* **Written request**
Lift every line from the entries that includes the word "HOURS".

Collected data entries
= = = = = = =

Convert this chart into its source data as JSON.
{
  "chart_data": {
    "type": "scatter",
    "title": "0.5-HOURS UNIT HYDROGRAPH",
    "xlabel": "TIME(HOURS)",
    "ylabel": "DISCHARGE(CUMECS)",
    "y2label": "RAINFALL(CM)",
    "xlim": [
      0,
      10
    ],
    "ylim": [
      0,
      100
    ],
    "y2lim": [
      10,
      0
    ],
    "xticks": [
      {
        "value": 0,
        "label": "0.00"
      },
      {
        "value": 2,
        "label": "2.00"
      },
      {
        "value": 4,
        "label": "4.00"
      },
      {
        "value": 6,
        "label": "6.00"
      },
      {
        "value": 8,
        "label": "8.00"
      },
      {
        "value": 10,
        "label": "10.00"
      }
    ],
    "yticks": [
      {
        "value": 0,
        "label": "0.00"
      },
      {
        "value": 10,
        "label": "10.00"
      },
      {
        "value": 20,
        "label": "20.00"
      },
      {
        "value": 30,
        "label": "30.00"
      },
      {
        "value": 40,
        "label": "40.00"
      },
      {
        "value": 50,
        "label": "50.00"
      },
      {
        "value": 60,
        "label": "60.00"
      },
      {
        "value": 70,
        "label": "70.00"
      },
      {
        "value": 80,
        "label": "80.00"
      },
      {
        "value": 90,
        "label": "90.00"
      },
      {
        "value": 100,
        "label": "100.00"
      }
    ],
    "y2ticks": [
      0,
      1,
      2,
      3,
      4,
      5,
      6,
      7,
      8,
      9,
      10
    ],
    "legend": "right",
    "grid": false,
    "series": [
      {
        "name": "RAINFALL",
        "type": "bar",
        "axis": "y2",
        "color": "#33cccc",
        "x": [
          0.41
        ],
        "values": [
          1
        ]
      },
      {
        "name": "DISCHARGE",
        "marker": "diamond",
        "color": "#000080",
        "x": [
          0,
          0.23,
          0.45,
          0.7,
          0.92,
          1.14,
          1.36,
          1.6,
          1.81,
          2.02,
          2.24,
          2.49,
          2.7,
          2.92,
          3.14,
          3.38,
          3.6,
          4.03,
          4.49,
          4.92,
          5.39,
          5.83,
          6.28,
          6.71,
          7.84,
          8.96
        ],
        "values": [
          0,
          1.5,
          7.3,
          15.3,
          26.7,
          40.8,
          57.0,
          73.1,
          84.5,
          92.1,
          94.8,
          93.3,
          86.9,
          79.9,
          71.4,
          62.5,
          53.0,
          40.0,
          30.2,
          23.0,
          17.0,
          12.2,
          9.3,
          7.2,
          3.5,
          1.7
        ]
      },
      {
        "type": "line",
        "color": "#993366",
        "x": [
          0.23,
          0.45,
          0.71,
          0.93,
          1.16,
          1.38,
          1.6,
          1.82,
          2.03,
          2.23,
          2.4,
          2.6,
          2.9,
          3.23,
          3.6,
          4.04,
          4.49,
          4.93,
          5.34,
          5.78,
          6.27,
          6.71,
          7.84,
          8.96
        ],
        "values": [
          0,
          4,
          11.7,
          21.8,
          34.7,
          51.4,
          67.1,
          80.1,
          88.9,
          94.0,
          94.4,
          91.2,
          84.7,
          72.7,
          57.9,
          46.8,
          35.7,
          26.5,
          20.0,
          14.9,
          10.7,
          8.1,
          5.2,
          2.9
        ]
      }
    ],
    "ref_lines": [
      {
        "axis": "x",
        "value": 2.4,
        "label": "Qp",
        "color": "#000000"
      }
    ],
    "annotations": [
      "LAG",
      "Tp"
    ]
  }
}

= = = = = = =

* **Correct answer**
    "title": "0.5-HOURS UNIT HYDROGRAPH",
    "xlabel": "TIME(HOURS)",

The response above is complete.